▶ **Given data**
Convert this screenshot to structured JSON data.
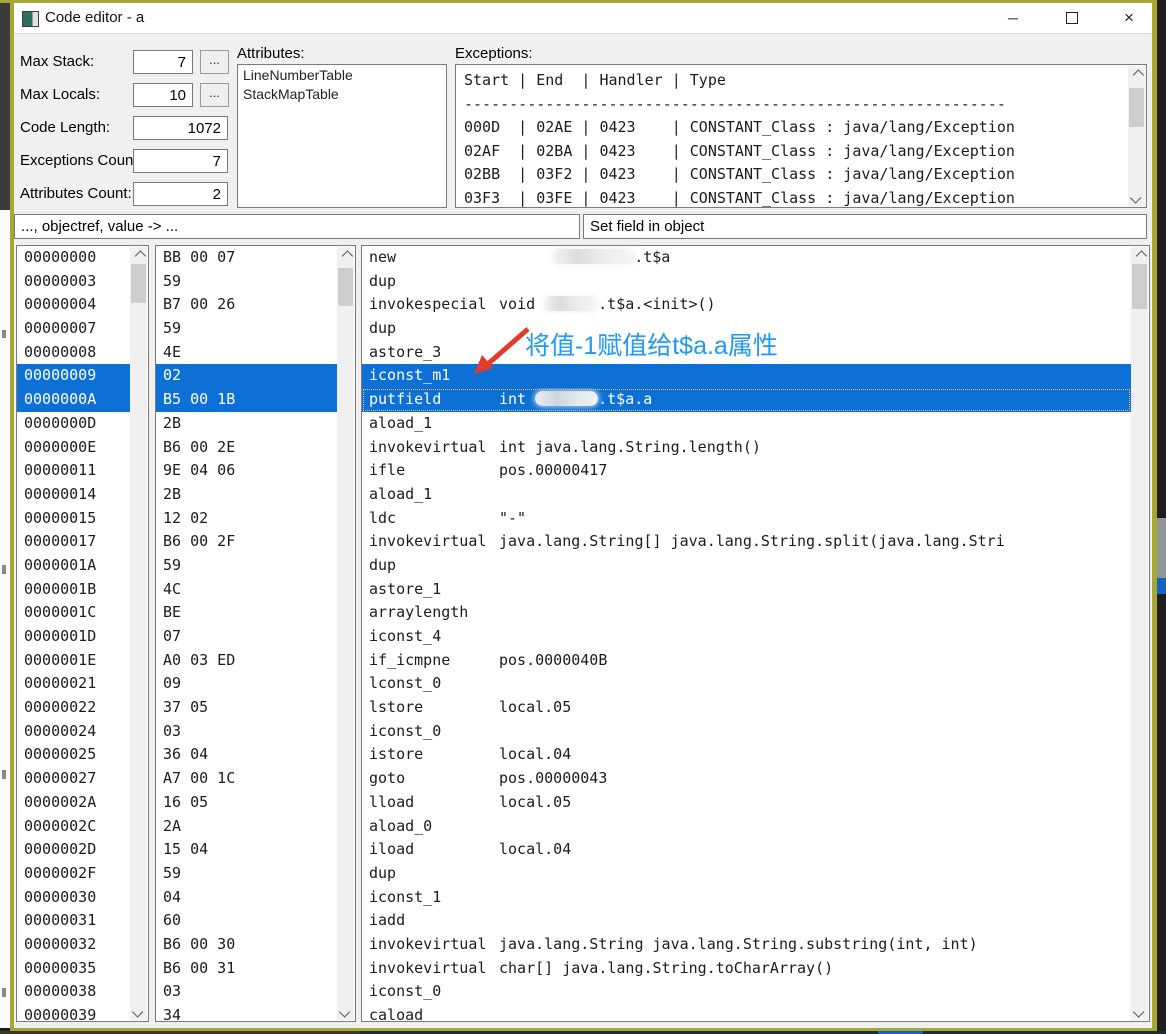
{
  "window": {
    "title": "Code editor - a",
    "controls": {
      "minimize": "─",
      "maximize": "",
      "close": "×"
    }
  },
  "form": {
    "fields": [
      {
        "label": "Max Stack:",
        "value": "7",
        "browse": "..."
      },
      {
        "label": "Max Locals:",
        "value": "10",
        "browse": "..."
      },
      {
        "label": "Code Length:",
        "value": "1072"
      },
      {
        "label": "Exceptions Count:",
        "value": "7"
      },
      {
        "label": "Attributes Count:",
        "value": "2"
      }
    ]
  },
  "attributes": {
    "label": "Attributes:",
    "items": [
      "LineNumberTable",
      "StackMapTable"
    ]
  },
  "exceptions": {
    "label": "Exceptions:",
    "columns": [
      "Start",
      "End",
      "Handler",
      "Type"
    ],
    "rows": [
      {
        "start": "000D",
        "end": "02AE",
        "handler": "0423",
        "type": "CONSTANT_Class : java/lang/Exception"
      },
      {
        "start": "02AF",
        "end": "02BA",
        "handler": "0423",
        "type": "CONSTANT_Class : java/lang/Exception"
      },
      {
        "start": "02BB",
        "end": "03F2",
        "handler": "0423",
        "type": "CONSTANT_Class : java/lang/Exception"
      },
      {
        "start": "03F3",
        "end": "03FE",
        "handler": "0423",
        "type": "CONSTANT_Class : java/lang/Exception"
      }
    ]
  },
  "stack_effect": "..., objectref, value -> ...",
  "description": "Set field in object",
  "annotation": {
    "text": "将值-1赋值给t$a.a属性",
    "color": "#1e9af2",
    "arrow_color": "#e23b2e"
  },
  "code": {
    "rows": [
      {
        "offset": "00000000",
        "hex": "BB 00 07",
        "mnemonic": "new",
        "operand": [
          {
            "text": "      "
          },
          {
            "blur": 9
          },
          {
            "text": ".t$a"
          }
        ]
      },
      {
        "offset": "00000003",
        "hex": "59",
        "mnemonic": "dup",
        "operand": []
      },
      {
        "offset": "00000004",
        "hex": "B7 00 26",
        "mnemonic": "invokespecial",
        "operand": [
          {
            "text": "void "
          },
          {
            "blur": 6
          },
          {
            "text": ".t$a.<init>()"
          }
        ]
      },
      {
        "offset": "00000007",
        "hex": "59",
        "mnemonic": "dup",
        "operand": []
      },
      {
        "offset": "00000008",
        "hex": "4E",
        "mnemonic": "astore_3",
        "operand": []
      },
      {
        "offset": "00000009",
        "hex": "02",
        "mnemonic": "iconst_m1",
        "operand": [],
        "selected": true
      },
      {
        "offset": "0000000A",
        "hex": "B5 00 1B",
        "mnemonic": "putfield",
        "operand": [
          {
            "text": "int "
          },
          {
            "blur": 7
          },
          {
            "text": ".t$a.a"
          }
        ],
        "selected": true,
        "focused": true
      },
      {
        "offset": "0000000D",
        "hex": "2B",
        "mnemonic": "aload_1",
        "operand": []
      },
      {
        "offset": "0000000E",
        "hex": "B6 00 2E",
        "mnemonic": "invokevirtual",
        "operand": [
          {
            "text": "int java.lang.String.length()"
          }
        ]
      },
      {
        "offset": "00000011",
        "hex": "9E 04 06",
        "mnemonic": "ifle",
        "operand": [
          {
            "text": "pos.00000417"
          }
        ]
      },
      {
        "offset": "00000014",
        "hex": "2B",
        "mnemonic": "aload_1",
        "operand": []
      },
      {
        "offset": "00000015",
        "hex": "12 02",
        "mnemonic": "ldc",
        "operand": [
          {
            "text": "\"-\""
          }
        ]
      },
      {
        "offset": "00000017",
        "hex": "B6 00 2F",
        "mnemonic": "invokevirtual",
        "operand": [
          {
            "text": "java.lang.String[] java.lang.String.split(java.lang.Stri"
          }
        ]
      },
      {
        "offset": "0000001A",
        "hex": "59",
        "mnemonic": "dup",
        "operand": []
      },
      {
        "offset": "0000001B",
        "hex": "4C",
        "mnemonic": "astore_1",
        "operand": []
      },
      {
        "offset": "0000001C",
        "hex": "BE",
        "mnemonic": "arraylength",
        "operand": []
      },
      {
        "offset": "0000001D",
        "hex": "07",
        "mnemonic": "iconst_4",
        "operand": []
      },
      {
        "offset": "0000001E",
        "hex": "A0 03 ED",
        "mnemonic": "if_icmpne",
        "operand": [
          {
            "text": "pos.0000040B"
          }
        ]
      },
      {
        "offset": "00000021",
        "hex": "09",
        "mnemonic": "lconst_0",
        "operand": []
      },
      {
        "offset": "00000022",
        "hex": "37 05",
        "mnemonic": "lstore",
        "operand": [
          {
            "text": "local.05"
          }
        ]
      },
      {
        "offset": "00000024",
        "hex": "03",
        "mnemonic": "iconst_0",
        "operand": []
      },
      {
        "offset": "00000025",
        "hex": "36 04",
        "mnemonic": "istore",
        "operand": [
          {
            "text": "local.04"
          }
        ]
      },
      {
        "offset": "00000027",
        "hex": "A7 00 1C",
        "mnemonic": "goto",
        "operand": [
          {
            "text": "pos.00000043"
          }
        ]
      },
      {
        "offset": "0000002A",
        "hex": "16 05",
        "mnemonic": "lload",
        "operand": [
          {
            "text": "local.05"
          }
        ]
      },
      {
        "offset": "0000002C",
        "hex": "2A",
        "mnemonic": "aload_0",
        "operand": []
      },
      {
        "offset": "0000002D",
        "hex": "15 04",
        "mnemonic": "iload",
        "operand": [
          {
            "text": "local.04"
          }
        ]
      },
      {
        "offset": "0000002F",
        "hex": "59",
        "mnemonic": "dup",
        "operand": []
      },
      {
        "offset": "00000030",
        "hex": "04",
        "mnemonic": "iconst_1",
        "operand": []
      },
      {
        "offset": "00000031",
        "hex": "60",
        "mnemonic": "iadd",
        "operand": []
      },
      {
        "offset": "00000032",
        "hex": "B6 00 30",
        "mnemonic": "invokevirtual",
        "operand": [
          {
            "text": "java.lang.String java.lang.String.substring(int, int)"
          }
        ]
      },
      {
        "offset": "00000035",
        "hex": "B6 00 31",
        "mnemonic": "invokevirtual",
        "operand": [
          {
            "text": "char[] java.lang.String.toCharArray()"
          }
        ]
      },
      {
        "offset": "00000038",
        "hex": "03",
        "mnemonic": "iconst_0",
        "operand": []
      },
      {
        "offset": "00000039",
        "hex": "34",
        "mnemonic": "caload",
        "operand": []
      }
    ]
  }
}
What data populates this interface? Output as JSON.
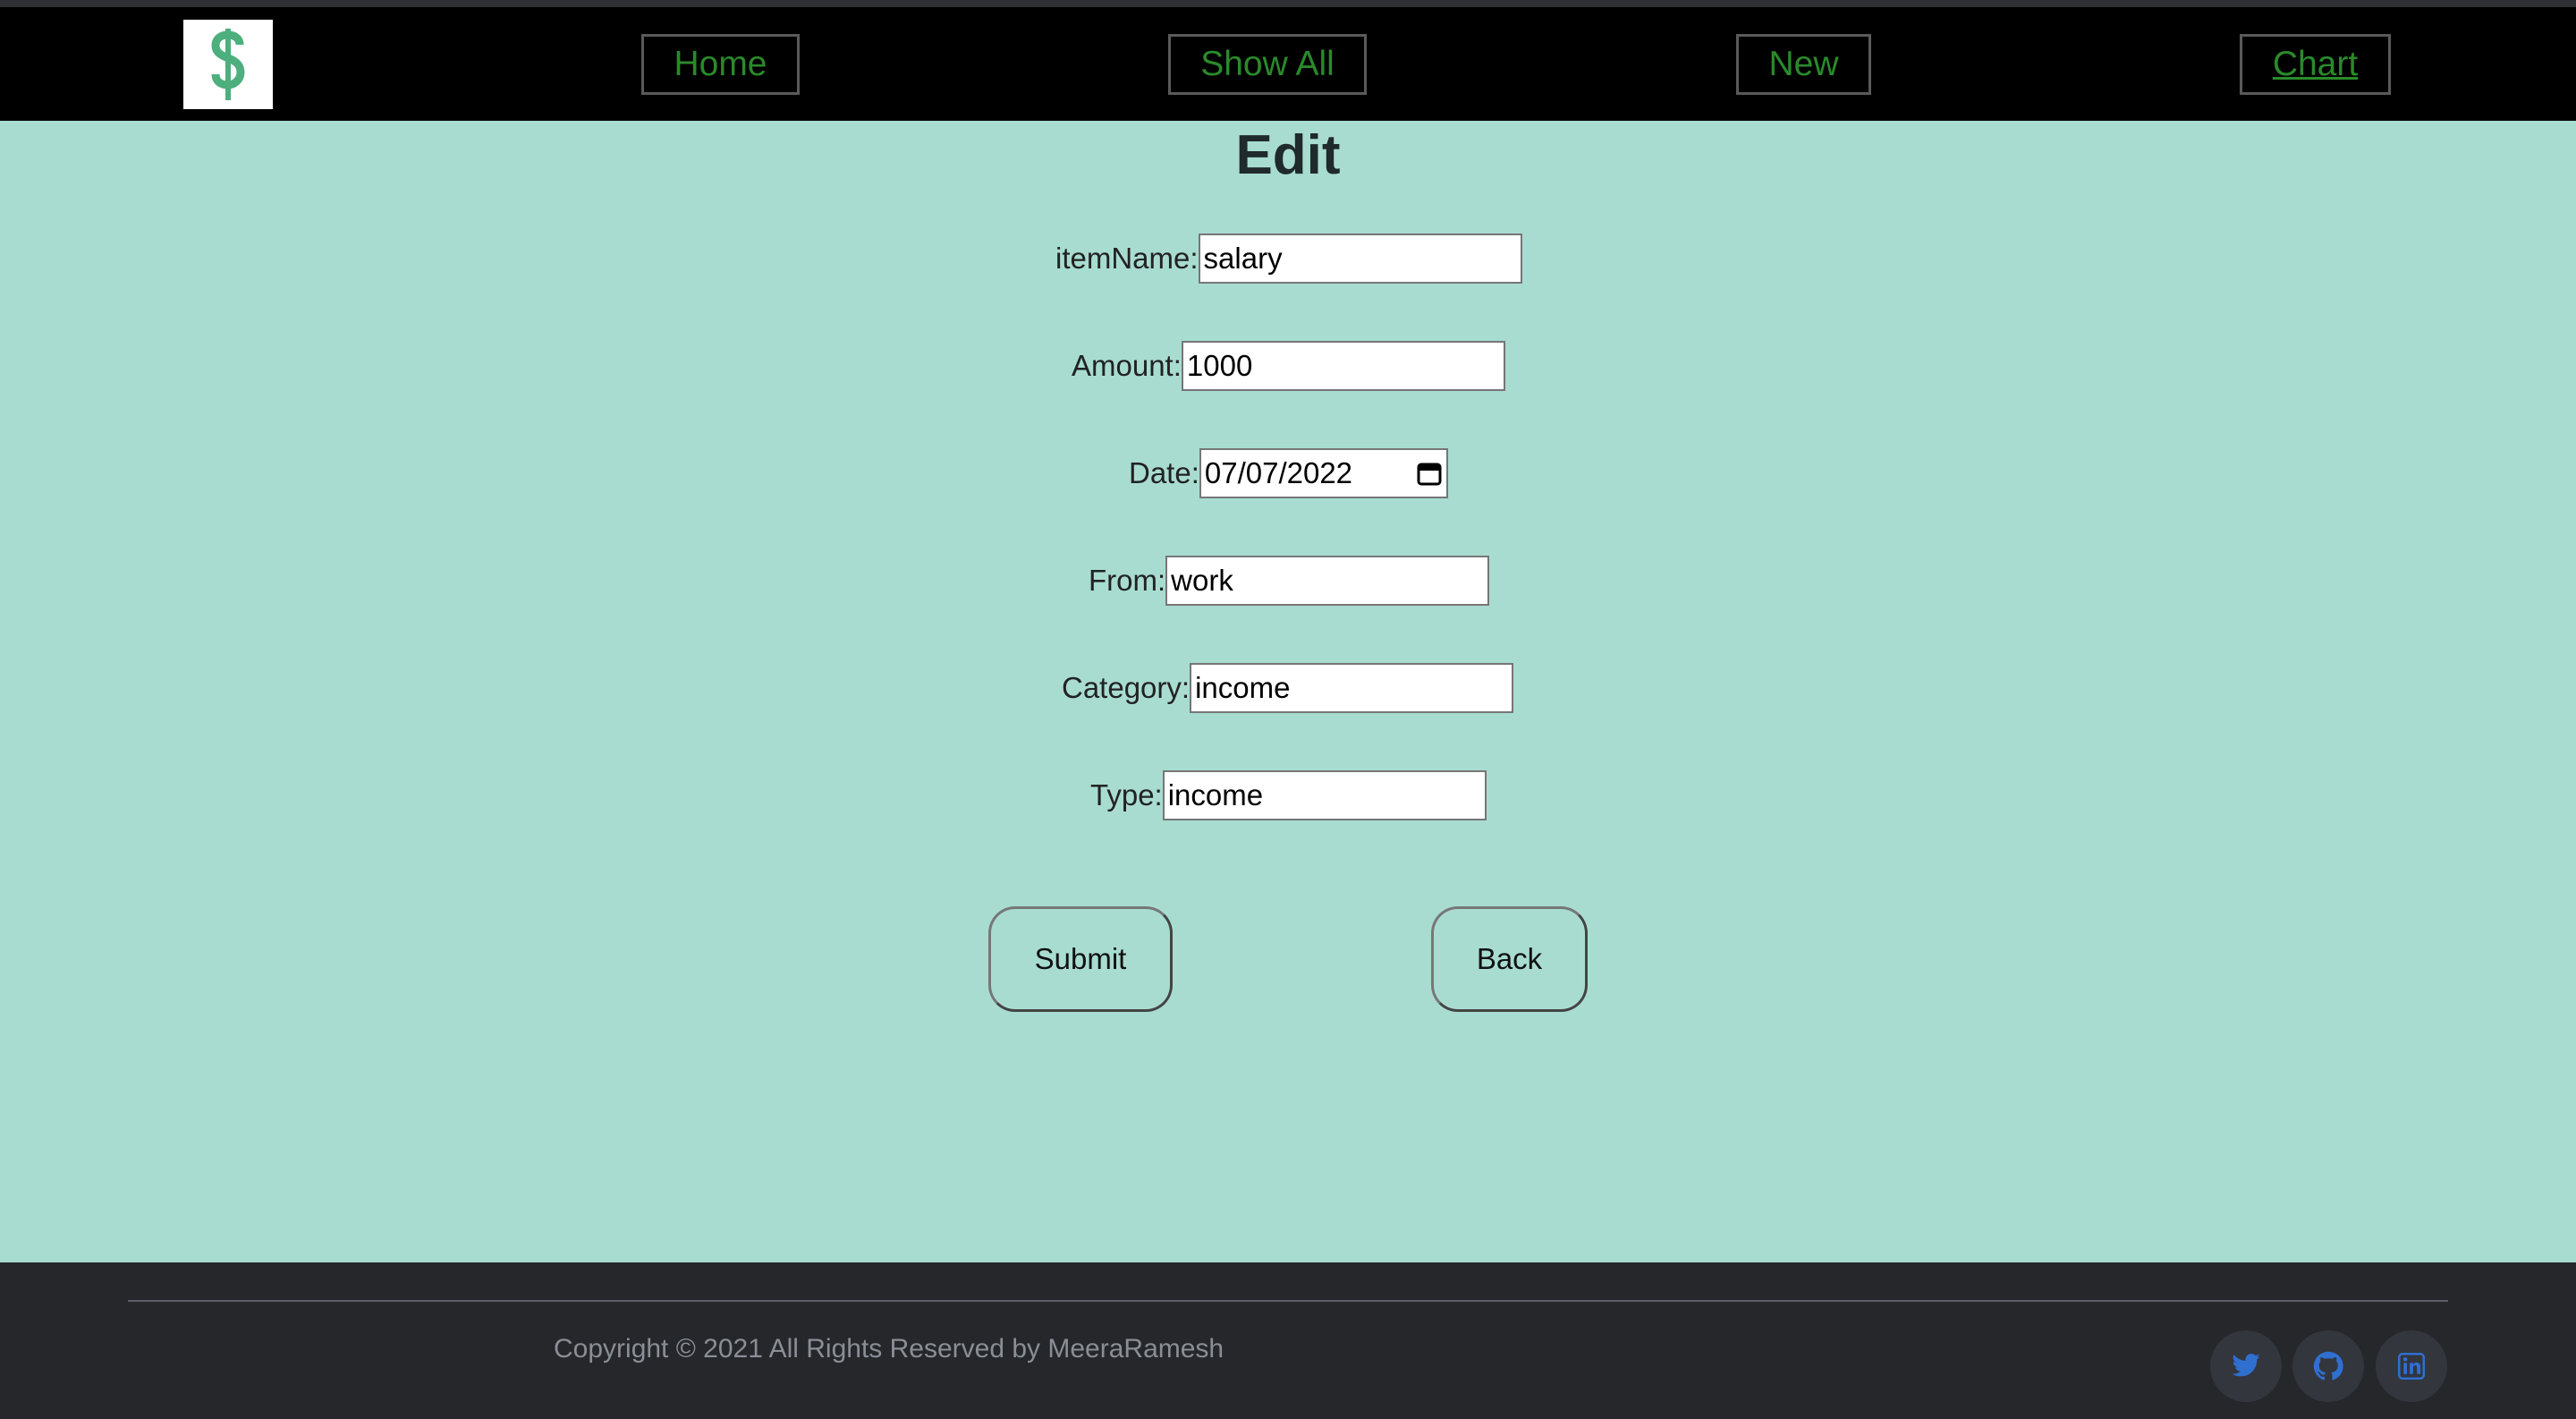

▶ **Challenge**
Each entry must be retyped word for word, with every image omitted.

▶ **Result of this exercise**
Convert this screenshot to structured JSON data.
{
  "window": {
    "title": "Code editor - a",
    "controls": {
      "minimize": "─",
      "maximize": "",
      "close": "×"
    }
  },
  "form": {
    "fields": [
      {
        "label": "Max Stack:",
        "value": "7",
        "browse": "..."
      },
      {
        "label": "Max Locals:",
        "value": "10",
        "browse": "..."
      },
      {
        "label": "Code Length:",
        "value": "1072"
      },
      {
        "label": "Exceptions Count:",
        "value": "7"
      },
      {
        "label": "Attributes Count:",
        "value": "2"
      }
    ]
  },
  "attributes": {
    "label": "Attributes:",
    "items": [
      "LineNumberTable",
      "StackMapTable"
    ]
  },
  "exceptions": {
    "label": "Exceptions:",
    "columns": [
      "Start",
      "End",
      "Handler",
      "Type"
    ],
    "rows": [
      {
        "start": "000D",
        "end": "02AE",
        "handler": "0423",
        "type": "CONSTANT_Class : java/lang/Exception"
      },
      {
        "start": "02AF",
        "end": "02BA",
        "handler": "0423",
        "type": "CONSTANT_Class : java/lang/Exception"
      },
      {
        "start": "02BB",
        "end": "03F2",
        "handler": "0423",
        "type": "CONSTANT_Class : java/lang/Exception"
      },
      {
        "start": "03F3",
        "end": "03FE",
        "handler": "0423",
        "type": "CONSTANT_Class : java/lang/Exception"
      }
    ]
  },
  "stack_effect": "..., objectref, value -> ...",
  "description": "Set field in object",
  "annotation": {
    "text": "将值-1赋值给t$a.a属性",
    "color": "#1e9af2",
    "arrow_color": "#e23b2e"
  },
  "code": {
    "rows": [
      {
        "offset": "00000000",
        "hex": "BB 00 07",
        "mnemonic": "new",
        "operand": [
          {
            "text": "      "
          },
          {
            "blur": 9
          },
          {
            "text": ".t$a"
          }
        ]
      },
      {
        "offset": "00000003",
        "hex": "59",
        "mnemonic": "dup",
        "operand": []
      },
      {
        "offset": "00000004",
        "hex": "B7 00 26",
        "mnemonic": "invokespecial",
        "operand": [
          {
            "text": "void "
          },
          {
            "blur": 6
          },
          {
            "text": ".t$a.<init>()"
          }
        ]
      },
      {
        "offset": "00000007",
        "hex": "59",
        "mnemonic": "dup",
        "operand": []
      },
      {
        "offset": "00000008",
        "hex": "4E",
        "mnemonic": "astore_3",
        "operand": []
      },
      {
        "offset": "00000009",
        "hex": "02",
        "mnemonic": "iconst_m1",
        "operand": [],
        "selected": true
      },
      {
        "offset": "0000000A",
        "hex": "B5 00 1B",
        "mnemonic": "putfield",
        "operand": [
          {
            "text": "int "
          },
          {
            "blur": 7
          },
          {
            "text": ".t$a.a"
          }
        ],
        "selected": true,
        "focused": true
      },
      {
        "offset": "0000000D",
        "hex": "2B",
        "mnemonic": "aload_1",
        "operand": []
      },
      {
        "offset": "0000000E",
        "hex": "B6 00 2E",
        "mnemonic": "invokevirtual",
        "operand": [
          {
            "text": "int java.lang.String.length()"
          }
        ]
      },
      {
        "offset": "00000011",
        "hex": "9E 04 06",
        "mnemonic": "ifle",
        "operand": [
          {
            "text": "pos.00000417"
          }
        ]
      },
      {
        "offset": "00000014",
        "hex": "2B",
        "mnemonic": "aload_1",
        "operand": []
      },
      {
        "offset": "00000015",
        "hex": "12 02",
        "mnemonic": "ldc",
        "operand": [
          {
            "text": "\"-\""
          }
        ]
      },
      {
        "offset": "00000017",
        "hex": "B6 00 2F",
        "mnemonic": "invokevirtual",
        "operand": [
          {
            "text": "java.lang.String[] java.lang.String.split(java.lang.Stri"
          }
        ]
      },
      {
        "offset": "0000001A",
        "hex": "59",
        "mnemonic": "dup",
        "operand": []
      },
      {
        "offset": "0000001B",
        "hex": "4C",
        "mnemonic": "astore_1",
        "operand": []
      },
      {
        "offset": "0000001C",
        "hex": "BE",
        "mnemonic": "arraylength",
        "operand": []
      },
      {
        "offset": "0000001D",
        "hex": "07",
        "mnemonic": "iconst_4",
        "operand": []
      },
      {
        "offset": "0000001E",
        "hex": "A0 03 ED",
        "mnemonic": "if_icmpne",
        "operand": [
          {
            "text": "pos.0000040B"
          }
        ]
      },
      {
        "offset": "00000021",
        "hex": "09",
        "mnemonic": "lconst_0",
        "operand": []
      },
      {
        "offset": "00000022",
        "hex": "37 05",
        "mnemonic": "lstore",
        "operand": [
          {
            "text": "local.05"
          }
        ]
      },
      {
        "offset": "00000024",
        "hex": "03",
        "mnemonic": "iconst_0",
        "operand": []
      },
      {
        "offset": "00000025",
        "hex": "36 04",
        "mnemonic": "istore",
        "operand": [
          {
            "text": "local.04"
          }
        ]
      },
      {
        "offset": "00000027",
        "hex": "A7 00 1C",
        "mnemonic": "goto",
        "operand": [
          {
            "text": "pos.00000043"
          }
        ]
      },
      {
        "offset": "0000002A",
        "hex": "16 05",
        "mnemonic": "lload",
        "operand": [
          {
            "text": "local.05"
          }
        ]
      },
      {
        "offset": "0000002C",
        "hex": "2A",
        "mnemonic": "aload_0",
        "operand": []
      },
      {
        "offset": "0000002D",
        "hex": "15 04",
        "mnemonic": "iload",
        "operand": [
          {
            "text": "local.04"
          }
        ]
      },
      {
        "offset": "0000002F",
        "hex": "59",
        "mnemonic": "dup",
        "operand": []
      },
      {
        "offset": "00000030",
        "hex": "04",
        "mnemonic": "iconst_1",
        "operand": []
      },
      {
        "offset": "00000031",
        "hex": "60",
        "mnemonic": "iadd",
        "operand": []
      },
      {
        "offset": "00000032",
        "hex": "B6 00 30",
        "mnemonic": "invokevirtual",
        "operand": [
          {
            "text": "java.lang.String java.lang.String.substring(int, int)"
          }
        ]
      },
      {
        "offset": "00000035",
        "hex": "B6 00 31",
        "mnemonic": "invokevirtual",
        "operand": [
          {
            "text": "char[] java.lang.String.toCharArray()"
          }
        ]
      },
      {
        "offset": "00000038",
        "hex": "03",
        "mnemonic": "iconst_0",
        "operand": []
      },
      {
        "offset": "00000039",
        "hex": "34",
        "mnemonic": "caload",
        "operand": []
      }
    ]
  }
}
What data populates this interface? Output as JSON.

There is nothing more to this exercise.